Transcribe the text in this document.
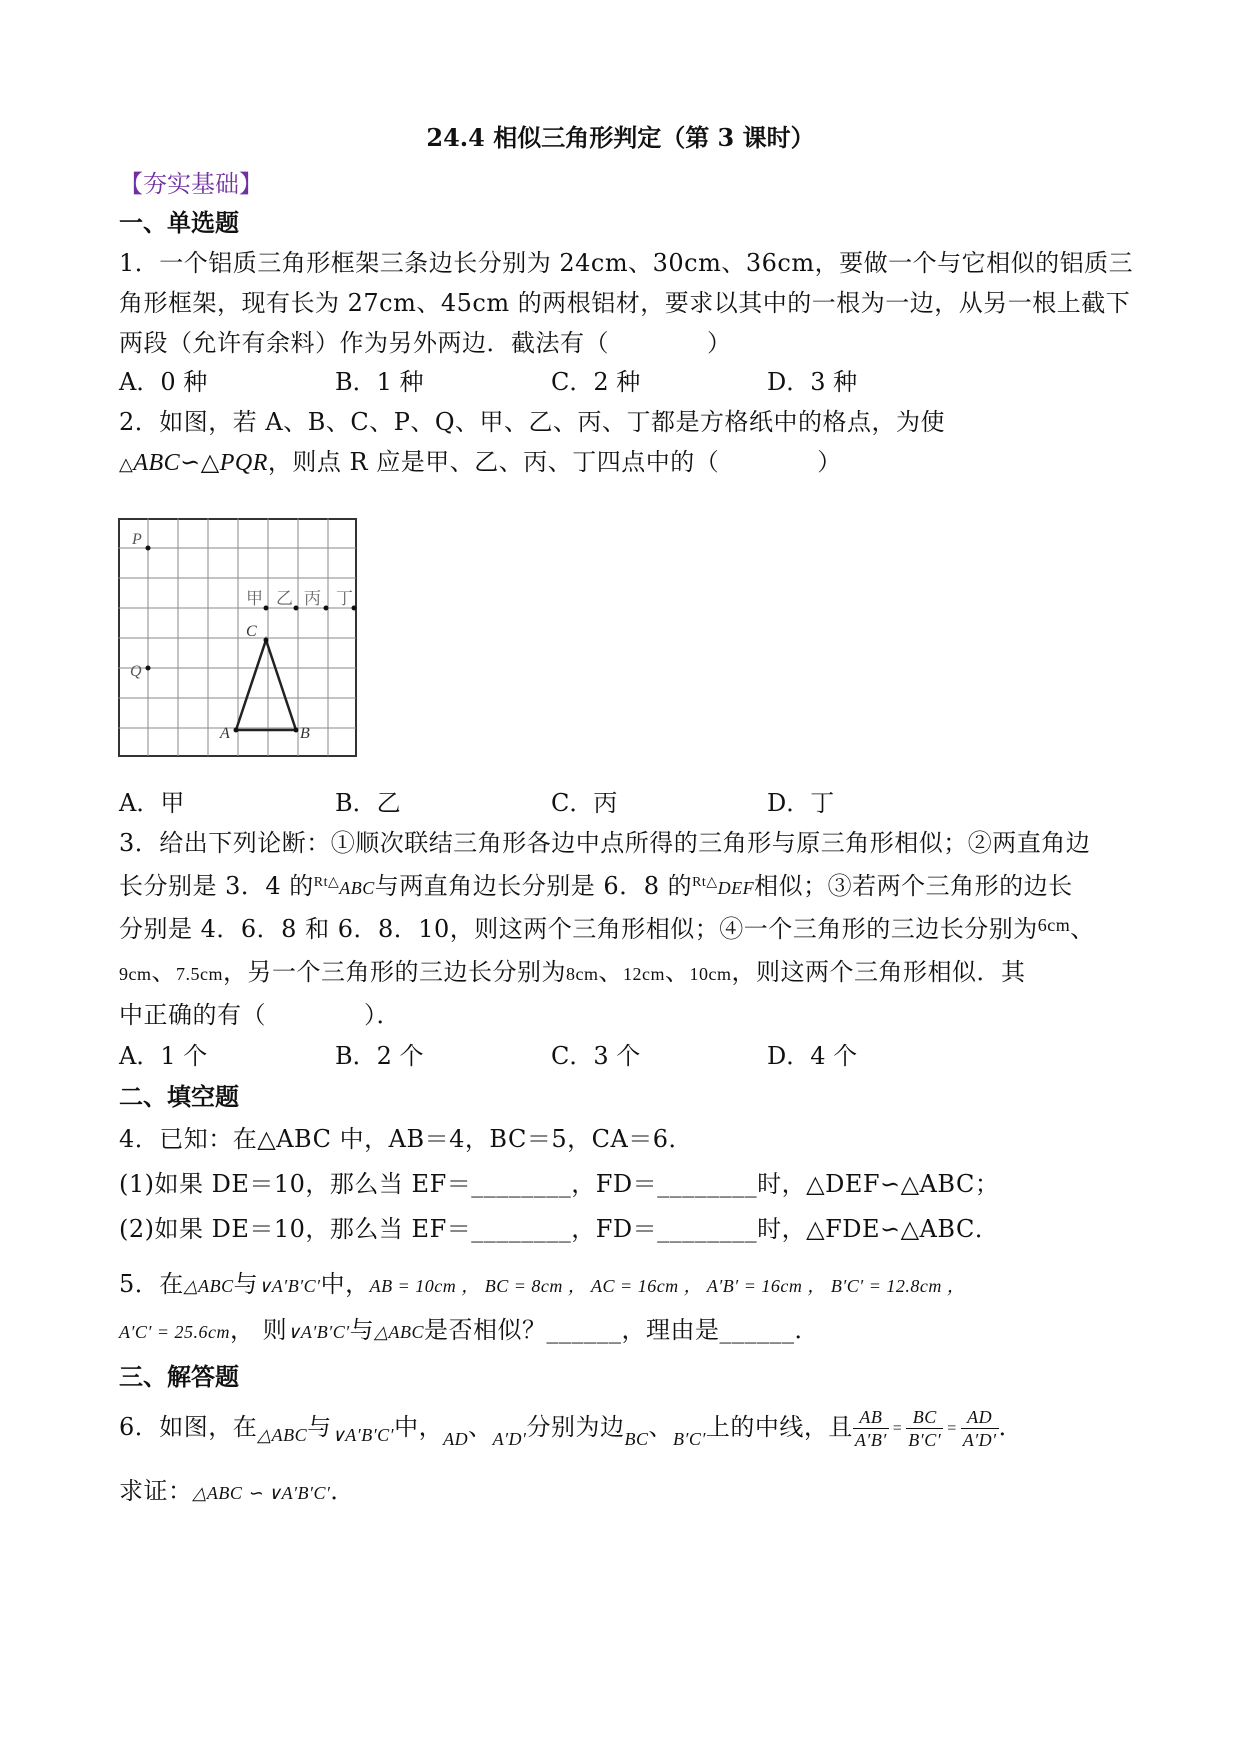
24.4 相似三角形判定（第 3 课时）
【夯实基础】
一、单选题
1．一个铝质三角形框架三条边长分别为 24cm、30cm、36cm，要做一个与它相似的铝质三
角形框架，现有长为 27cm、45cm 的两根铝材，要求以其中的一根为一边，从另一根上截下
两段（允许有余料）作为另外两边．截法有（　　　　）
A．0 种	B．1 种	C．2 种	D．3 种
2．如图，若 A、B、C、P、Q、甲、乙、丙、丁都是方格纸中的格点，为使
△ABC∽△PQR，则点 R 应是甲、乙、丙、丁四点中的（　　　　）
P
Q
C
A	B
甲 乙 丙 丁
A．甲	B．乙	C．丙	D．丁
3．给出下列论断：①顺次联结三角形各边中点所得的三角形与原三角形相似；②两直角边
长分别是 3．4 的$^{Rt\triangle}$ABC与两直角边长分别是 6．8 的$^{Rt\triangle}$DEF相似；③若两个三角形的边长
分别是 4．6．8 和 6．8．10，则这两个三角形相似；④一个三角形的三边长分别为$^{6cm}$、
9cm、7.5cm，另一个三角形的三边长分别为8cm、12cm、10cm，则这两个三角形相似．其
中正确的有（　　　　）．
A．1 个	B．2 个	C．3 个	D．4 个
二、填空题
4．已知：在△ABC 中，AB＝4，BC＝5，CA＝6．
(1)如果 DE＝10，那么当 EF＝________，FD＝________时，△DEF∽△ABC；
(2)如果 DE＝10，那么当 EF＝________，FD＝________时，△FDE∽△ABC．
5．在△ABC与∨A′B′C′中，AB = 10cm ， BC = 8cm ， AC = 16cm ， A′B′ = 16cm ， B′C′ = 12.8cm ，
A′C′ = 25.6cm， 则∨A′B′C′与△ABC是否相似？______，理由是______．
三、解答题
6．如图，在$_{\triangle ABC}$与$_{\vee A'B'C'}$中，$_{AD}$、$_{A'D'}$分别为边$_{BC}$、$_{B'C'}$上的中线，且 $\frac{AB}{A'B'} = \frac{BC}{B'C'} = \frac{AD}{A'D'}$ ．
求证：△ABC ∽ ∨A′B′C′．
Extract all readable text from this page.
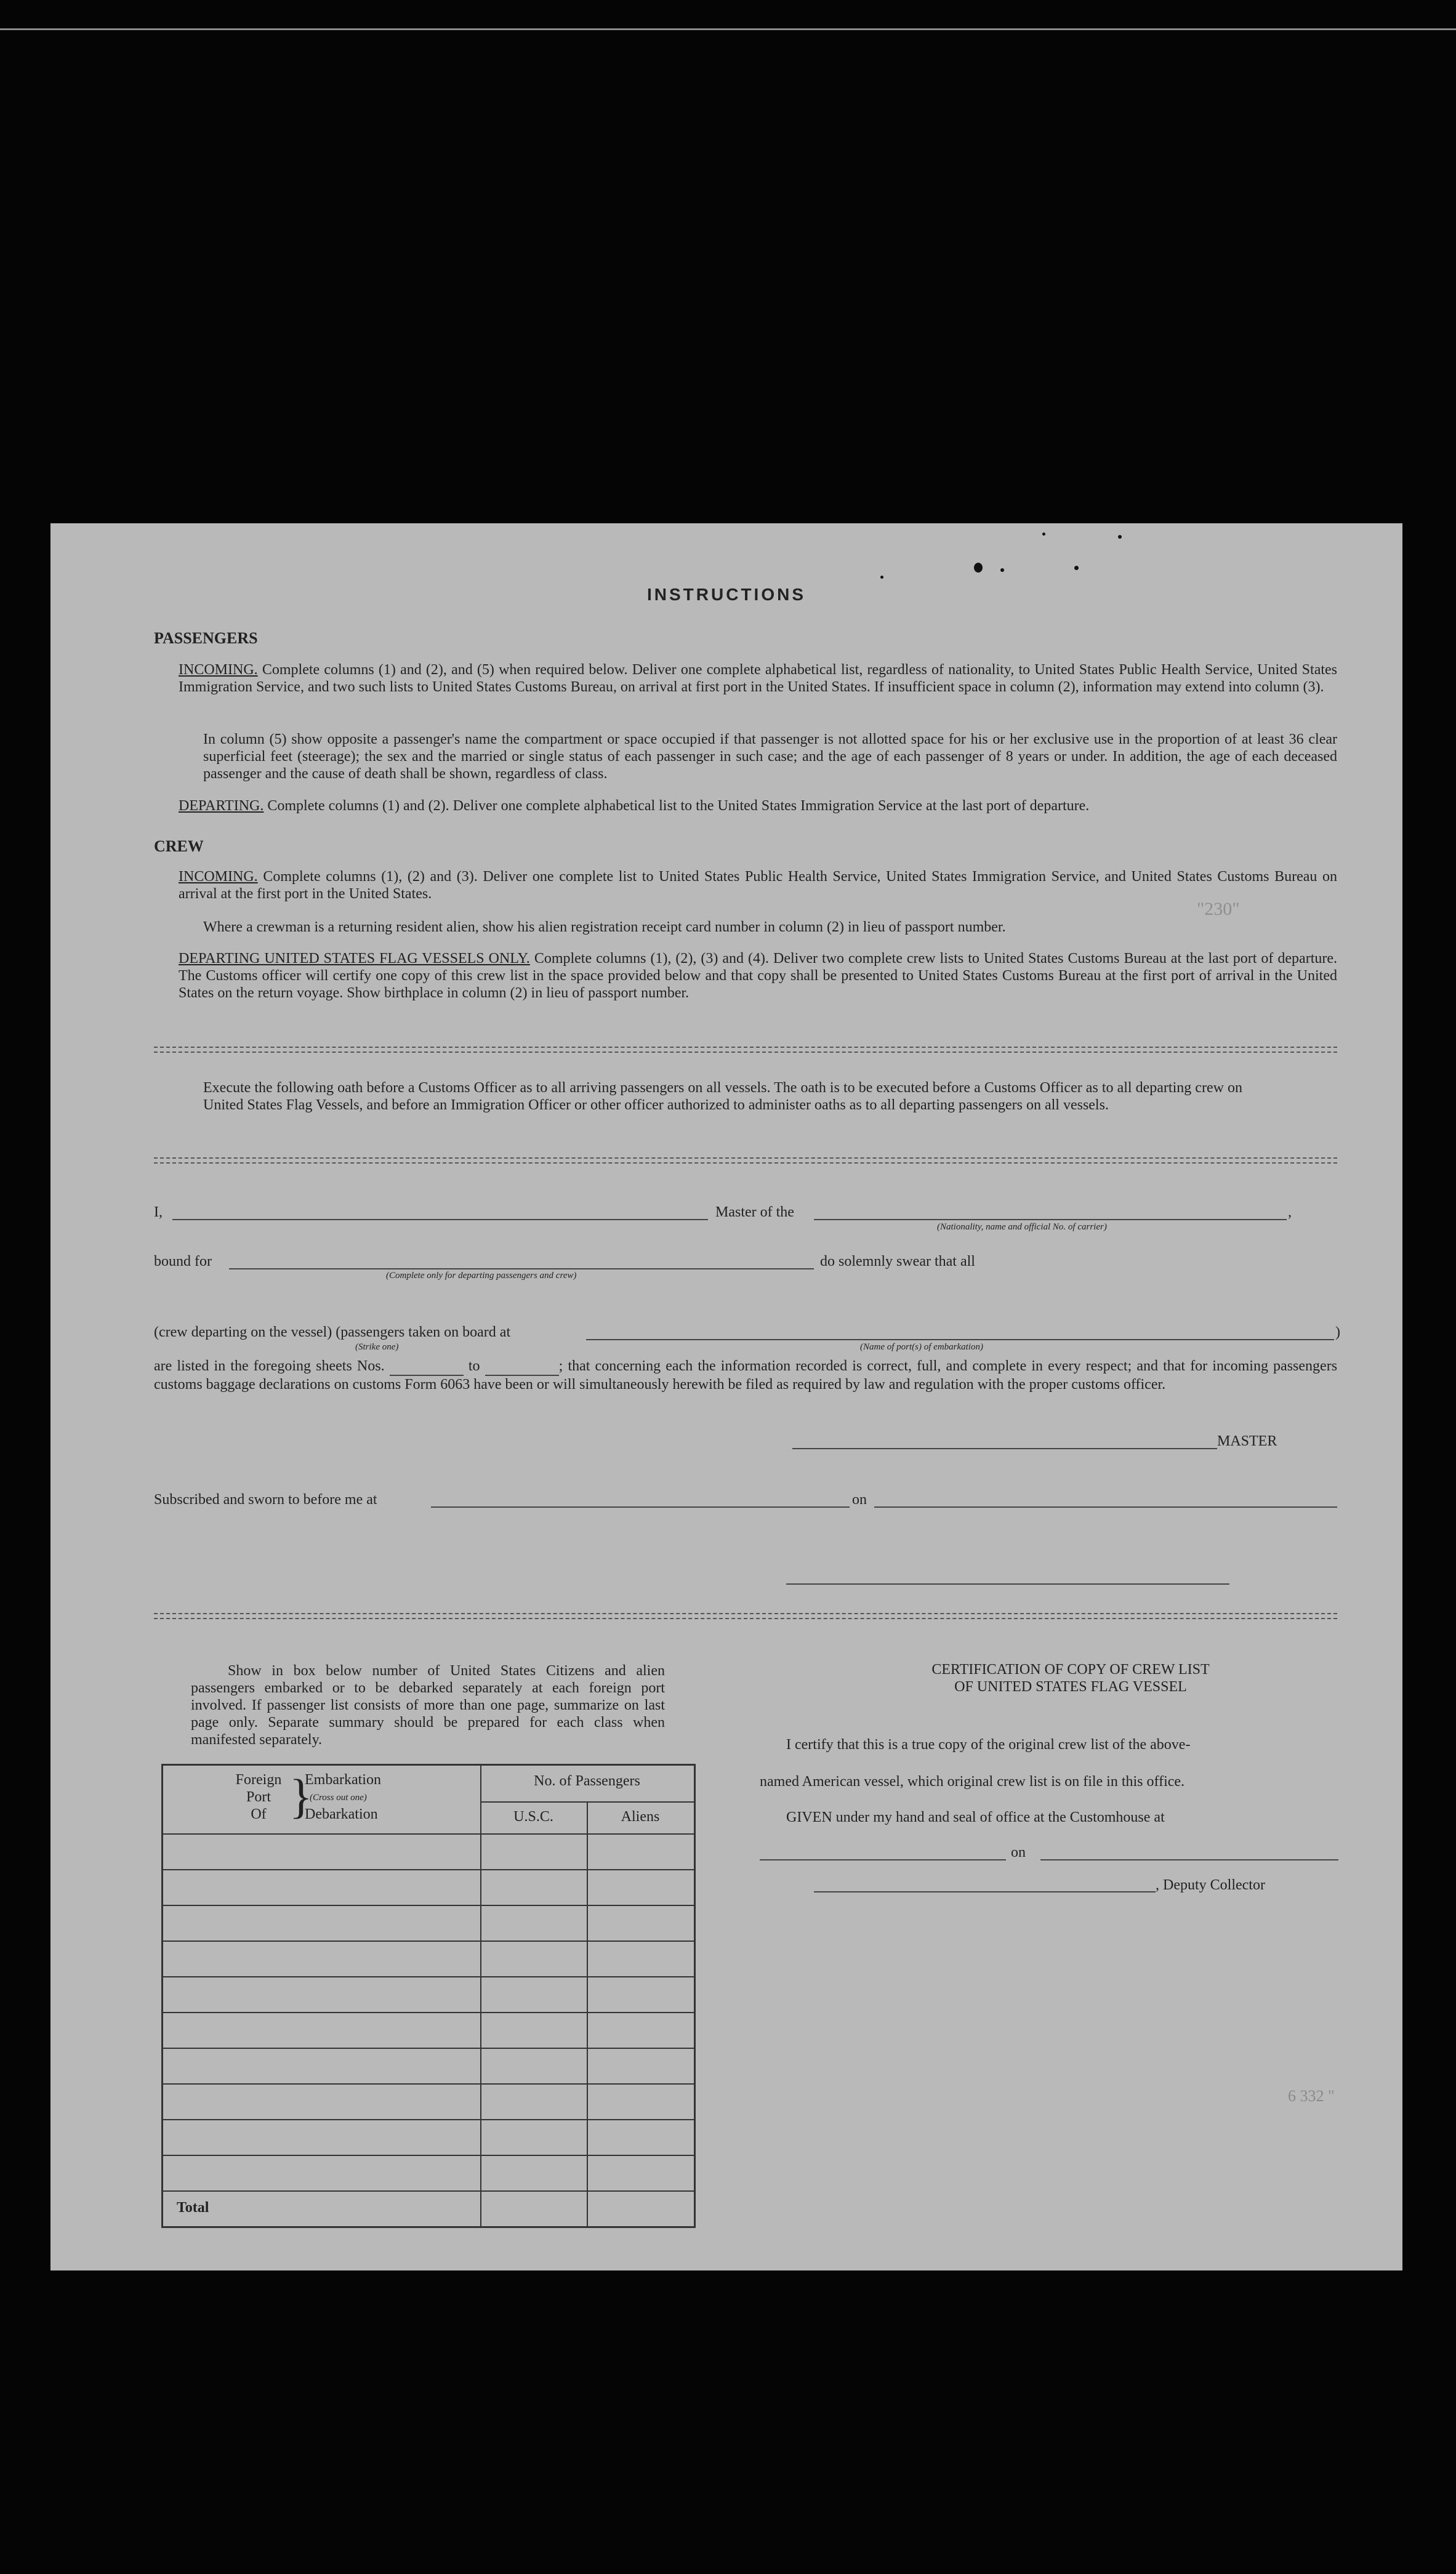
INSTRUCTIONS
PASSENGERS
INCOMING. Complete columns (1) and (2), and (5) when required below. Deliver one complete alphabetical list, regardless of nationality, to United States Public Health Service, United States Immigration Service, and two such lists to United States Customs Bureau, on arrival at first port in the United States. If insufficient space in column (2), information may extend into column (3).
In column (5) show opposite a passenger's name the compartment or space occupied if that passenger is not allotted space for his or her exclusive use in the proportion of at least 36 clear superficial feet (steerage); the sex and the married or single status of each passenger in such case; and the age of each passenger of 8 years or under. In addition, the age of each deceased passenger and the cause of death shall be shown, regardless of class.
DEPARTING. Complete columns (1) and (2). Deliver one complete alphabetical list to the United States Immigration Service at the last port of departure.
CREW
INCOMING. Complete columns (1), (2) and (3). Deliver one complete list to United States Public Health Service, United States Immigration Service, and United States Customs Bureau on arrival at the first port in the United States.
Where a crewman is a returning resident alien, show his alien registration receipt card number in column (2) in lieu of passport number.
"230"
DEPARTING UNITED STATES FLAG VESSELS ONLY. Complete columns (1), (2), (3) and (4). Deliver two complete crew lists to United States Customs Bureau at the last port of departure. The Customs officer will certify one copy of this crew list in the space provided below and that copy shall be presented to United States Customs Bureau at the first port of arrival in the United States on the return voyage. Show birthplace in column (2) in lieu of passport number.
Execute the following oath before a Customs Officer as to all arriving passengers on all vessels. The oath is to be executed before a Customs Officer as to all departing crew on United States Flag Vessels, and before an Immigration Officer or other officer authorized to administer oaths as to all departing passengers on all vessels.
I,	Master of the	,
(Nationality, name and official No. of carrier)
bound for
(Complete only for departing passengers and crew)
do solemnly swear that all
(crew departing on the vessel) (passengers taken on board at	)
(Strike one)	(Name of port(s) of embarkation)
are listed in the foregoing sheets Nos.	to	; that concerning each the information recorded is correct, full, and complete in every respect; and that for incoming passengers customs baggage declarations on customs Form 6063 have been or will simultaneously herewith be filed as required by law and regulation with the proper customs officer.
MASTER
Subscribed and sworn to before me at	on
Show in box below number of United States Citizens and alien passengers embarked or to be debarked separately at each foreign port involved. If passenger list consists of more than one page, summarize on last page only. Separate summary should be prepared for each class when manifested separately.
Foreign
Port
Of }
Embarkation
(Cross out one)
Debarkation
No. of Passengers
U.S.C.	Aliens
Total
CERTIFICATION OF COPY OF CREW LIST
OF UNITED STATES FLAG VESSEL
I certify that this is a true copy of the original crew list of the above-
named American vessel, which original crew list is on file in this office.
GIVEN under my hand and seal of office at the Customhouse at
on
, Deputy Collector
6 332 "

» **TASK PROMPT**
Each line above is to be copied verbatim. Drop any image from the copy.

» **RESPONSE FOR THIS EXERCISE**
Transcribe the text in this document.
24.4 相似三角形判定（第 3 课时）
【夯实基础】
一、单选题
1．一个铝质三角形框架三条边长分别为 24cm、30cm、36cm，要做一个与它相似的铝质三
角形框架，现有长为 27cm、45cm 的两根铝材，要求以其中的一根为一边，从另一根上截下
两段（允许有余料）作为另外两边．截法有（　　　　）
A．0 种	B．1 种	C．2 种	D．3 种
2．如图，若 A、B、C、P、Q、甲、乙、丙、丁都是方格纸中的格点，为使
△ABC∽△PQR，则点 R 应是甲、乙、丙、丁四点中的（　　　　）
P
Q
C
A	B
甲 乙 丙 丁
A．甲	B．乙	C．丙	D．丁
3．给出下列论断：①顺次联结三角形各边中点所得的三角形与原三角形相似；②两直角边
长分别是 3．4 的$^{Rt\triangle}$ABC与两直角边长分别是 6．8 的$^{Rt\triangle}$DEF相似；③若两个三角形的边长
分别是 4．6．8 和 6．8．10，则这两个三角形相似；④一个三角形的三边长分别为$^{6cm}$、
9cm、7.5cm，另一个三角形的三边长分别为8cm、12cm、10cm，则这两个三角形相似．其
中正确的有（　　　　）．
A．1 个	B．2 个	C．3 个	D．4 个
二、填空题
4．已知：在△ABC 中，AB＝4，BC＝5，CA＝6．
(1)如果 DE＝10，那么当 EF＝________，FD＝________时，△DEF∽△ABC；
(2)如果 DE＝10，那么当 EF＝________，FD＝________时，△FDE∽△ABC．
5．在△ABC与∨A′B′C′中，AB = 10cm ， BC = 8cm ， AC = 16cm ， A′B′ = 16cm ， B′C′ = 12.8cm ，
A′C′ = 25.6cm， 则∨A′B′C′与△ABC是否相似？______，理由是______．
三、解答题
6．如图，在$_{\triangle ABC}$与$_{\vee A'B'C'}$中，$_{AD}$、$_{A'D'}$分别为边$_{BC}$、$_{B'C'}$上的中线，且 $\frac{AB}{A'B'} = \frac{BC}{B'C'} = \frac{AD}{A'D'}$ ．
求证：△ABC ∽ ∨A′B′C′．
Extract all readable text from this page.
INSTRUCTIONS
PASSENGERS
INCOMING. Complete columns (1) and (2), and (5) when required below. Deliver one complete alphabetical list, regardless of nationality, to United States Public Health Service, United States Immigration Service, and two such lists to United States Customs Bureau, on arrival at first port in the United States. If insufficient space in column (2), information may extend into column (3).
In column (5) show opposite a passenger's name the compartment or space occupied if that passenger is not allotted space for his or her exclusive use in the proportion of at least 36 clear superficial feet (steerage); the sex and the married or single status of each passenger in such case; and the age of each passenger of 8 years or under. In addition, the age of each deceased passenger and the cause of death shall be shown, regardless of class.
DEPARTING. Complete columns (1) and (2). Deliver one complete alphabetical list to the United States Immigration Service at the last port of departure.
CREW
INCOMING. Complete columns (1), (2) and (3). Deliver one complete list to United States Public Health Service, United States Immigration Service, and United States Customs Bureau on arrival at the first port in the United States.
Where a crewman is a returning resident alien, show his alien registration receipt card number in column (2) in lieu of passport number.
"230"
DEPARTING UNITED STATES FLAG VESSELS ONLY. Complete columns (1), (2), (3) and (4). Deliver two complete crew lists to United States Customs Bureau at the last port of departure. The Customs officer will certify one copy of this crew list in the space provided below and that copy shall be presented to United States Customs Bureau at the first port of arrival in the United States on the return voyage. Show birthplace in column (2) in lieu of passport number.
Execute the following oath before a Customs Officer as to all arriving passengers on all vessels. The oath is to be executed before a Customs Officer as to all departing crew on United States Flag Vessels, and before an Immigration Officer or other officer authorized to administer oaths as to all departing passengers on all vessels.
I,	Master of the	,
(Nationality, name and official No. of carrier)
bound for
(Complete only for departing passengers and crew)
do solemnly swear that all
(crew departing on the vessel) (passengers taken on board at	)
(Strike one)	(Name of port(s) of embarkation)
are listed in the foregoing sheets Nos.	to	; that concerning each the information recorded is correct, full, and complete in every respect; and that for incoming passengers customs baggage declarations on customs Form 6063 have been or will simultaneously herewith be filed as required by law and regulation with the proper customs officer.
MASTER
Subscribed and sworn to before me at	on
Show in box below number of United States Citizens and alien passengers embarked or to be debarked separately at each foreign port involved. If passenger list consists of more than one page, summarize on last page only. Separate summary should be prepared for each class when manifested separately.
Foreign
Port
Of }
Embarkation
(Cross out one)
Debarkation
No. of Passengers
U.S.C.	Aliens
Total
CERTIFICATION OF COPY OF CREW LIST
OF UNITED STATES FLAG VESSEL
I certify that this is a true copy of the original crew list of the above-
named American vessel, which original crew list is on file in this office.
GIVEN under my hand and seal of office at the Customhouse at
on
, Deputy Collector
6 332 "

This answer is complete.